- Exercise task: Below are some records; work out how many of their lines contain "type" and give the number only.

- Exercise materials:
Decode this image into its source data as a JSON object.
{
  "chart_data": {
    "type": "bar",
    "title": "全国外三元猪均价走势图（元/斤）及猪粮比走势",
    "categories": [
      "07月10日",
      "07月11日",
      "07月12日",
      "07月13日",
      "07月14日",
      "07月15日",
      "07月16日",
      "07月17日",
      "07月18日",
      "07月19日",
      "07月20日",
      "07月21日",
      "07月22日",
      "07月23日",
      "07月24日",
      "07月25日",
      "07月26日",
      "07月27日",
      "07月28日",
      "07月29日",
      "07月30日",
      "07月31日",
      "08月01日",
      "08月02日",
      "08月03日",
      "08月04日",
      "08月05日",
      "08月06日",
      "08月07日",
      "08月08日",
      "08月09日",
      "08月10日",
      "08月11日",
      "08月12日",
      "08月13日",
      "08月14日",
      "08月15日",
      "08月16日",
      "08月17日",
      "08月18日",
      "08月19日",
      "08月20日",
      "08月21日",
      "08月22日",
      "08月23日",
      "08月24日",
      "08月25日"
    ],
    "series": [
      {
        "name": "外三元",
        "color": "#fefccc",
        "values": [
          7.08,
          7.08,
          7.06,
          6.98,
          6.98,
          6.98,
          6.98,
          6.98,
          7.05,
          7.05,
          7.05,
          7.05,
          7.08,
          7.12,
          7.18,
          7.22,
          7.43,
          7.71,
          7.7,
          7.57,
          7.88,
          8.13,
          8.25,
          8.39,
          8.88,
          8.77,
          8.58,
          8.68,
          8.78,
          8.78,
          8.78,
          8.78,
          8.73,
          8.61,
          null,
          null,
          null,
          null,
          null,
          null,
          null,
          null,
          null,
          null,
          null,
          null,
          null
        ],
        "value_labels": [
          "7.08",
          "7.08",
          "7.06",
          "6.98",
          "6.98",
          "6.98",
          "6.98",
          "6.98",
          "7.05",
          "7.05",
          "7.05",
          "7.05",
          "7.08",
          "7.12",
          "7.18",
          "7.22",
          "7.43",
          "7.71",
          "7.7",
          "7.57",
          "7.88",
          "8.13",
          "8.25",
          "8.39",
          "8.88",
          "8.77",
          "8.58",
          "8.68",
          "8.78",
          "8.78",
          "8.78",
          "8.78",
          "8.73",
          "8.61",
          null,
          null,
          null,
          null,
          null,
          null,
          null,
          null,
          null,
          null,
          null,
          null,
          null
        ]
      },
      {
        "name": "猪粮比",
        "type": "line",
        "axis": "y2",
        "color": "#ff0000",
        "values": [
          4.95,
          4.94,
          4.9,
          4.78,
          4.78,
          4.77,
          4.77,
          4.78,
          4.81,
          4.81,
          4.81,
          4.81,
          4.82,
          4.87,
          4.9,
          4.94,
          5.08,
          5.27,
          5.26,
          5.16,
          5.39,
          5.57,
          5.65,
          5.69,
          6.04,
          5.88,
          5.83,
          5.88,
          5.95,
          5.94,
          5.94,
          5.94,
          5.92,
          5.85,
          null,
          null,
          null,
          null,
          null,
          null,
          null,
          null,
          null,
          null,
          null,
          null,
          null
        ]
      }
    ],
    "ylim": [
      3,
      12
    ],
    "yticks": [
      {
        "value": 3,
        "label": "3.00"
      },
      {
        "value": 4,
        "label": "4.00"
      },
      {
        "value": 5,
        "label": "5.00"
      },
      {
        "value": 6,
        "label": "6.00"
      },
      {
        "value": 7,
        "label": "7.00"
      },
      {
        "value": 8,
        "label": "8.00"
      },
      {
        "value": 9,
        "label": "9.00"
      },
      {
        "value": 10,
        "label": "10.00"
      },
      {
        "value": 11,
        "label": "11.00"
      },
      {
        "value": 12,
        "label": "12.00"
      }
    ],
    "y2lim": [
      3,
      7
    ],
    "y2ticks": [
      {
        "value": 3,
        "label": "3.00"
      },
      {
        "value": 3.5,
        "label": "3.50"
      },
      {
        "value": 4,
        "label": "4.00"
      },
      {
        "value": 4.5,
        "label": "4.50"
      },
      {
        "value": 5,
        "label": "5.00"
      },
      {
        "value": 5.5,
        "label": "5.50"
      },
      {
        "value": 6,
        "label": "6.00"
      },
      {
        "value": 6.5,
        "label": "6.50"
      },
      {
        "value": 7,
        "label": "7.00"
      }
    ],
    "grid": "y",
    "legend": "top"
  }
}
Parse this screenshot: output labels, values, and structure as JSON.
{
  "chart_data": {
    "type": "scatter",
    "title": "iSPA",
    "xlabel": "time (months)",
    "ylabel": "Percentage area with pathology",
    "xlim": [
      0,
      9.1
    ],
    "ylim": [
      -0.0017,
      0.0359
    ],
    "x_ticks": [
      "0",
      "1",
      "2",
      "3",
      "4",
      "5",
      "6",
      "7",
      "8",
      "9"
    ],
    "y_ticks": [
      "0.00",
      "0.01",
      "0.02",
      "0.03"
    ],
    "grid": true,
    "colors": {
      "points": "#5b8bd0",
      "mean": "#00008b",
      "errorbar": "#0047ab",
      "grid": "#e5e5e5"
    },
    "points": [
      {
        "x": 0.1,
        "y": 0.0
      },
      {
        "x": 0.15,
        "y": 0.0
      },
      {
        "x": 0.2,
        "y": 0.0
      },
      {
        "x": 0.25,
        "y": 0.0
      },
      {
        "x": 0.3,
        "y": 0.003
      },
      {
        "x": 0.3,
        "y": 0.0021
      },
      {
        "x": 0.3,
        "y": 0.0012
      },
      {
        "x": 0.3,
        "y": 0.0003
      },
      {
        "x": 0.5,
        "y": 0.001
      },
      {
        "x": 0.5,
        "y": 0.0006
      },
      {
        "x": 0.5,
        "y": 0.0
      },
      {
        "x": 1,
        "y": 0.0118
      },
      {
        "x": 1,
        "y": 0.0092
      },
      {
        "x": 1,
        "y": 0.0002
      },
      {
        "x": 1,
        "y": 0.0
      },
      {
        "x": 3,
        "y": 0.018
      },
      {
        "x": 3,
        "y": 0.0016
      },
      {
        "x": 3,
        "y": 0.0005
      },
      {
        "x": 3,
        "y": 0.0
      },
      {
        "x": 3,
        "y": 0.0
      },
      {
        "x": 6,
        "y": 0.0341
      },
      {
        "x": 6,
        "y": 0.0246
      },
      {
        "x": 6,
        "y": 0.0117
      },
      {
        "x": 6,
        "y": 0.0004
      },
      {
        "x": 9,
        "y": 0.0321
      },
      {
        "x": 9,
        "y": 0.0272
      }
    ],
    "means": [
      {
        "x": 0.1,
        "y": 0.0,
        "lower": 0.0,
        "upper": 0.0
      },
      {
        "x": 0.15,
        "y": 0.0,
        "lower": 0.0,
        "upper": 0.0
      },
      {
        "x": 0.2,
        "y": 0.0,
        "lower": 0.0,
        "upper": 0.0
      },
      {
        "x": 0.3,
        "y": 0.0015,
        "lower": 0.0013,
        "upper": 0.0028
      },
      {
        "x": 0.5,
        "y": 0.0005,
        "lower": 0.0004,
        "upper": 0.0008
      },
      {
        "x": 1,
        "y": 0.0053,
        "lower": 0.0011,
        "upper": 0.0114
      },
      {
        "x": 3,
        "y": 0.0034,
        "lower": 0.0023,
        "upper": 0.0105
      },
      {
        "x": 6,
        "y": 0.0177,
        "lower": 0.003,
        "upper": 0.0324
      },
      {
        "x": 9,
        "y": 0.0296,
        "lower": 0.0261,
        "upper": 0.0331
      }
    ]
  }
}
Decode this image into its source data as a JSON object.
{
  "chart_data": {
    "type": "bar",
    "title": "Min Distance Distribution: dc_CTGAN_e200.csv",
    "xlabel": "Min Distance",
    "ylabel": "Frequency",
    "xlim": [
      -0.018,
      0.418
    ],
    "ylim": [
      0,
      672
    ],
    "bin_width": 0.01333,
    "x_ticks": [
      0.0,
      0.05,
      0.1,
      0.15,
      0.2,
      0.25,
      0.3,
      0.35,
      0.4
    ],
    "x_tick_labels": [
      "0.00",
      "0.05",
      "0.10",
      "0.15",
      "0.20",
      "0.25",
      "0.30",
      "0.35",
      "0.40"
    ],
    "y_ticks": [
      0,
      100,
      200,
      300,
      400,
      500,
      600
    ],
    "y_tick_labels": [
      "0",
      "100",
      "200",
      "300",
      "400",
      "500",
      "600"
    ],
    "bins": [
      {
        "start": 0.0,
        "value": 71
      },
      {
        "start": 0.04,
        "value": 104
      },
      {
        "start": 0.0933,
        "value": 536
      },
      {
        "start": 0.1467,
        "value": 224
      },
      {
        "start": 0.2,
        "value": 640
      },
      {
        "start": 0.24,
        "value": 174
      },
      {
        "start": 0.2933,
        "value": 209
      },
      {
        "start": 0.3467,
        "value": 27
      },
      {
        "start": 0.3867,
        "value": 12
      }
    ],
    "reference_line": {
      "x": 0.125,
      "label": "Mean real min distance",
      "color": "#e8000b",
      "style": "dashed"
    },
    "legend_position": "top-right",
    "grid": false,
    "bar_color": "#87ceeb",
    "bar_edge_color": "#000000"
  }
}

- Full answer: 4